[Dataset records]

■ ■ ■

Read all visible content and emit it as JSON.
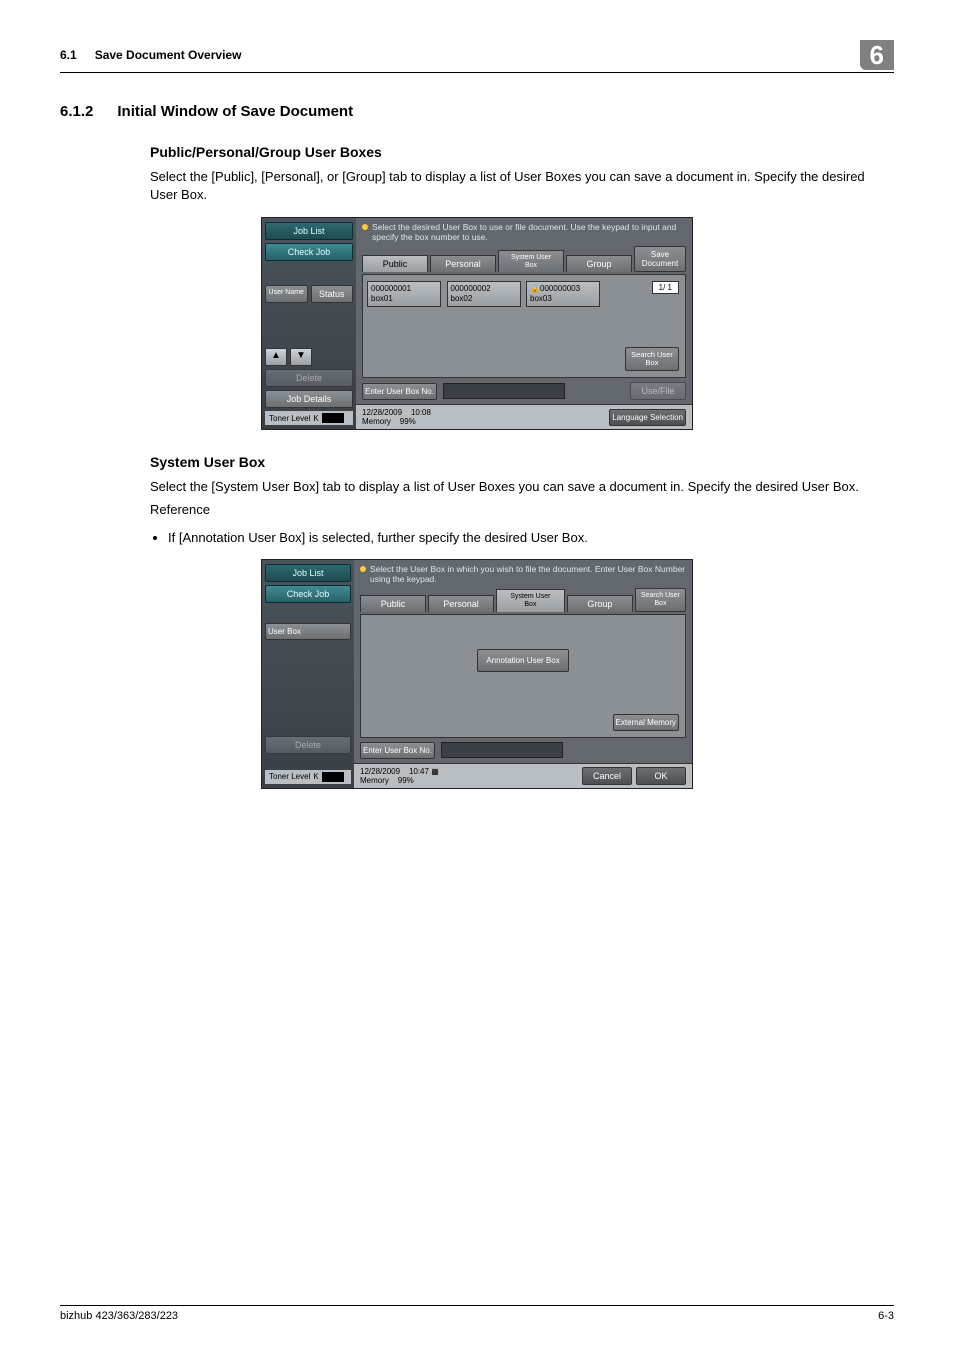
{
  "header": {
    "section": "6.1",
    "title": "Save Document Overview",
    "chapter": "6"
  },
  "h2": {
    "num": "6.1.2",
    "title": "Initial Window of Save Document"
  },
  "sub1": {
    "heading": "Public/Personal/Group User Boxes",
    "body": "Select the [Public], [Personal], or [Group] tab to display a list of User Boxes you can save a document in. Specify the desired User Box."
  },
  "sub2": {
    "heading": "System User Box",
    "body": "Select the [System User Box] tab to display a list of User Boxes you can save a document in. Specify the desired User Box.",
    "refLabel": "Reference",
    "bullet": "If [Annotation User Box] is selected, further specify the desired User Box."
  },
  "shot1": {
    "msg": "Select the desired User Box to use or file document. Use the keypad to input and specify the box number to use.",
    "left": {
      "jobList": "Job List",
      "checkJob": "Check Job",
      "userName": "User Name",
      "status": "Status",
      "delete": "Delete",
      "jobDetails": "Job Details",
      "toner": "Toner Level",
      "tonerK": "K"
    },
    "tabs": {
      "public": "Public",
      "personal": "Personal",
      "system": "System User Box",
      "group": "Group",
      "save": "Save Document"
    },
    "boxes": [
      {
        "num": "000000001",
        "name": "box01"
      },
      {
        "num": "000000002",
        "name": "box02"
      },
      {
        "num": "000000003",
        "name": "box03",
        "lock": true
      }
    ],
    "page": "1/  1",
    "search": "Search User Box",
    "enter": "Enter User Box No.",
    "useFile": "Use/File",
    "status": {
      "date": "12/28/2009",
      "time": "10:08",
      "mem": "Memory",
      "memv": "99%",
      "lang": "Language Selection"
    }
  },
  "shot2": {
    "msg": "Select the User Box in which you wish to file the document.  Enter User Box Number using the keypad.",
    "left": {
      "jobList": "Job List",
      "checkJob": "Check Job",
      "userBox": "User Box",
      "delete": "Delete",
      "toner": "Toner Level",
      "tonerK": "K"
    },
    "tabs": {
      "public": "Public",
      "personal": "Personal",
      "system": "System User Box",
      "group": "Group",
      "search": "Search User Box"
    },
    "ann": "Annotation User Box",
    "ext": "External Memory",
    "enter": "Enter User Box No.",
    "status": {
      "date": "12/28/2009",
      "time": "10:47",
      "mem": "Memory",
      "memv": "99%",
      "cancel": "Cancel",
      "ok": "OK"
    }
  },
  "footer": {
    "left": "bizhub 423/363/283/223",
    "right": "6-3"
  }
}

■ ■ ■

-- What needs to be done --
Take every line from the data that contains the word "display".

-- Exercise solution --
    "body": "Select the [Public], [Personal], or [Group] tab to display a list of User Boxes you can save a document in. Specify the desired User Box."
    "body": "Select the [System User Box] tab to display a list of User Boxes you can save a document in. Specify the desired User Box.",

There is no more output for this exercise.